begin Source material

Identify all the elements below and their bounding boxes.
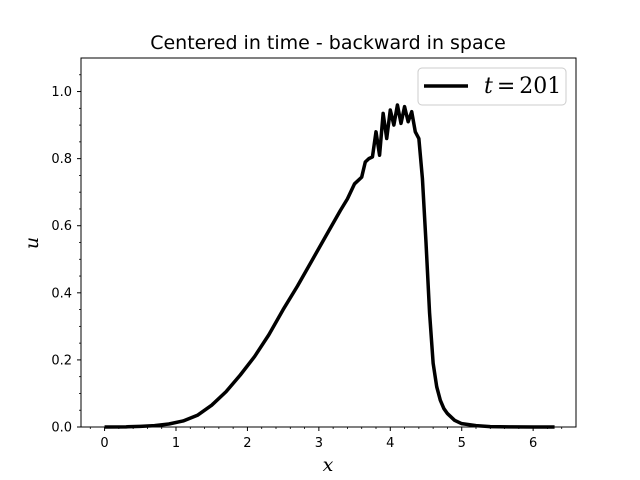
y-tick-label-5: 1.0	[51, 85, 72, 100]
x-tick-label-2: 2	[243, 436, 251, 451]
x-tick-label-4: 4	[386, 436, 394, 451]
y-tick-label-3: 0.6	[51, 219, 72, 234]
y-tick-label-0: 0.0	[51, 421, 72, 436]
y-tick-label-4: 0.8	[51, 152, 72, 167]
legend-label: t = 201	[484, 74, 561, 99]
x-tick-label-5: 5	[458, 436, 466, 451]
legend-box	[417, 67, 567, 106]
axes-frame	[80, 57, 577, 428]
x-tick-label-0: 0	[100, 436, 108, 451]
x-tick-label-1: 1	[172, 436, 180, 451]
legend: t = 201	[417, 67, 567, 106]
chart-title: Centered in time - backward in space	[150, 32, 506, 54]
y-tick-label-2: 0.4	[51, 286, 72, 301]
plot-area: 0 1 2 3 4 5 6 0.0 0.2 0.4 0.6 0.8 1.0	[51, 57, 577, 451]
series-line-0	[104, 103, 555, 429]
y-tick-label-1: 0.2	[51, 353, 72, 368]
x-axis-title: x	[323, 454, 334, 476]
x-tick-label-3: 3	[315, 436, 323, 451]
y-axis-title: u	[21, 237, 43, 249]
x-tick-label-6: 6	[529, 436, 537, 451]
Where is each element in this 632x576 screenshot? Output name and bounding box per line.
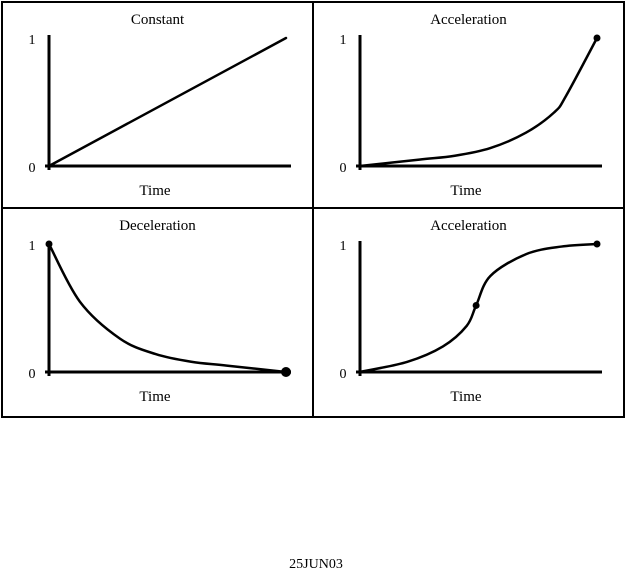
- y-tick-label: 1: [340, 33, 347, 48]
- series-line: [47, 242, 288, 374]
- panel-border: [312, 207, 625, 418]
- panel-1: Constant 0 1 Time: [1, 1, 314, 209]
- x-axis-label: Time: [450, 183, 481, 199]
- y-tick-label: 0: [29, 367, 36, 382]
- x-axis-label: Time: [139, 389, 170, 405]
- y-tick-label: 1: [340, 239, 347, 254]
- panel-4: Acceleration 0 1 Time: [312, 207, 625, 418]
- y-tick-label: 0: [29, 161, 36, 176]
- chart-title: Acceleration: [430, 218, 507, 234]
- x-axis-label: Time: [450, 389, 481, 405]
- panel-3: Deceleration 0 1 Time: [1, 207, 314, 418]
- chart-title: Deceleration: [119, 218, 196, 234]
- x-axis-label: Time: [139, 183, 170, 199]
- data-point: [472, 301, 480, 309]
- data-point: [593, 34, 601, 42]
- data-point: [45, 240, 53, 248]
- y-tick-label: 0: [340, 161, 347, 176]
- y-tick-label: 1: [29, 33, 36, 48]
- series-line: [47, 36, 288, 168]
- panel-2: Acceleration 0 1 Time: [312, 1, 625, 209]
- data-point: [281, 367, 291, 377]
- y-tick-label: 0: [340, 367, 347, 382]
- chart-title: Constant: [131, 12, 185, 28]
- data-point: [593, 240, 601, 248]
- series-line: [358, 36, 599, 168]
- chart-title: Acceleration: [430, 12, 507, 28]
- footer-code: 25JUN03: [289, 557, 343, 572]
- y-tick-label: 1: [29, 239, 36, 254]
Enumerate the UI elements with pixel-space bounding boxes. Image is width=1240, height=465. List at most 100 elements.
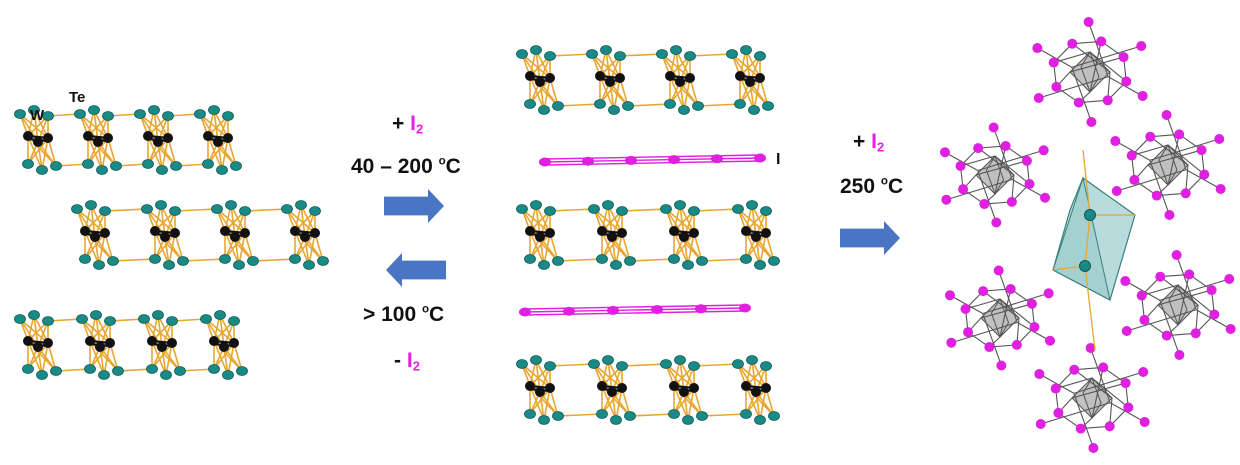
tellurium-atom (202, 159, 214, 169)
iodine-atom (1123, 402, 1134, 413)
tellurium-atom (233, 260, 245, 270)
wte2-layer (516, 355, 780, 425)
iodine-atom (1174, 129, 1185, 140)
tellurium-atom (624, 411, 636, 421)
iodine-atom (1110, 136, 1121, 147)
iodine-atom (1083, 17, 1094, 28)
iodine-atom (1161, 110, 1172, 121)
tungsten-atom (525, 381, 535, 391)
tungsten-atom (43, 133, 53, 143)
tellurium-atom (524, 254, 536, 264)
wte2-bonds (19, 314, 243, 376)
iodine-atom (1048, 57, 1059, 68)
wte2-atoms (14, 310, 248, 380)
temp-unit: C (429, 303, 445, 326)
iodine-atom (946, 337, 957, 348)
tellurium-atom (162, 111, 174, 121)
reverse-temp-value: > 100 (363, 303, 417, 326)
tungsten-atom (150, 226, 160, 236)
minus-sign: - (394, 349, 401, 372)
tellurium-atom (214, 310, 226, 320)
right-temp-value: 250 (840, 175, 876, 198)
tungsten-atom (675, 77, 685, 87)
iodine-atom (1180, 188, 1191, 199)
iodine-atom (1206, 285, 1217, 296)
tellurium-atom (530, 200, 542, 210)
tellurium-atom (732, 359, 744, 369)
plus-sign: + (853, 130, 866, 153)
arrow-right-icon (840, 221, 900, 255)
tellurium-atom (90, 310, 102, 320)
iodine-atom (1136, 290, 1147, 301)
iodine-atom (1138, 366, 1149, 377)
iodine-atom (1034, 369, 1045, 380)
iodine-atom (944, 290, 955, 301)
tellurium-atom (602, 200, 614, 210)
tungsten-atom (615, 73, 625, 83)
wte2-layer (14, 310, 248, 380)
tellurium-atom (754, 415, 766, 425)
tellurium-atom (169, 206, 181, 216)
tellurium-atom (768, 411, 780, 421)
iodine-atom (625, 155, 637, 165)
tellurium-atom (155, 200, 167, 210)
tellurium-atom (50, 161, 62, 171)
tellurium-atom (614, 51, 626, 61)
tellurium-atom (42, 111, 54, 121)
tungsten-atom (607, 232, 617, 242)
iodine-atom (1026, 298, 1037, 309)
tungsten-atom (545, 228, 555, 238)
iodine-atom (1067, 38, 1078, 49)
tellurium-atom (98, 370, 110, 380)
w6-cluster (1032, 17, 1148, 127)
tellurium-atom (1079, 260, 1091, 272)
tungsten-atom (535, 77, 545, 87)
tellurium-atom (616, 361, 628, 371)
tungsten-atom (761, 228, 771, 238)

end Source material

### [Description of the task]
Reproduce verbatim the lines that start with the line containing "tellurium-atom (202, 159, 214, 169)" and end with the line containing "tellurium-atom (50, 161, 62, 171)". Include both of those lines and nothing more.

### [Task solution]
tellurium-atom (202, 159, 214, 169)
iodine-atom (1123, 402, 1134, 413)
tellurium-atom (233, 260, 245, 270)
wte2-layer (516, 355, 780, 425)
iodine-atom (1174, 129, 1185, 140)
tellurium-atom (624, 411, 636, 421)
iodine-atom (1110, 136, 1121, 147)
iodine-atom (1083, 17, 1094, 28)
iodine-atom (1161, 110, 1172, 121)
tungsten-atom (525, 381, 535, 391)
tungsten-atom (43, 133, 53, 143)
tellurium-atom (524, 254, 536, 264)
wte2-bonds (19, 314, 243, 376)
iodine-atom (1048, 57, 1059, 68)
wte2-atoms (14, 310, 248, 380)
temp-unit: C (429, 303, 445, 326)
iodine-atom (946, 337, 957, 348)
tellurium-atom (162, 111, 174, 121)
reverse-temp-value: > 100 (363, 303, 417, 326)
tungsten-atom (150, 226, 160, 236)
minus-sign: - (394, 349, 401, 372)
tellurium-atom (214, 310, 226, 320)
right-temp-value: 250 (840, 175, 876, 198)
tungsten-atom (675, 77, 685, 87)
iodine-atom (1180, 188, 1191, 199)
iodine-atom (1206, 285, 1217, 296)
tellurium-atom (530, 200, 542, 210)
tellurium-atom (732, 359, 744, 369)
plus-sign: + (853, 130, 866, 153)
arrow-right-icon (840, 221, 900, 255)
tellurium-atom (90, 310, 102, 320)
iodine-atom (1136, 290, 1147, 301)
iodine-atom (1138, 366, 1149, 377)
iodine-atom (1034, 369, 1045, 380)
iodine-atom (944, 290, 955, 301)
tellurium-atom (602, 200, 614, 210)
tungsten-atom (615, 73, 625, 83)
wte2-layer (14, 310, 248, 380)
tellurium-atom (754, 415, 766, 425)
tellurium-atom (169, 206, 181, 216)
tellurium-atom (768, 411, 780, 421)
iodine-atom (625, 155, 637, 165)
tellurium-atom (155, 200, 167, 210)
tellurium-atom (50, 161, 62, 171)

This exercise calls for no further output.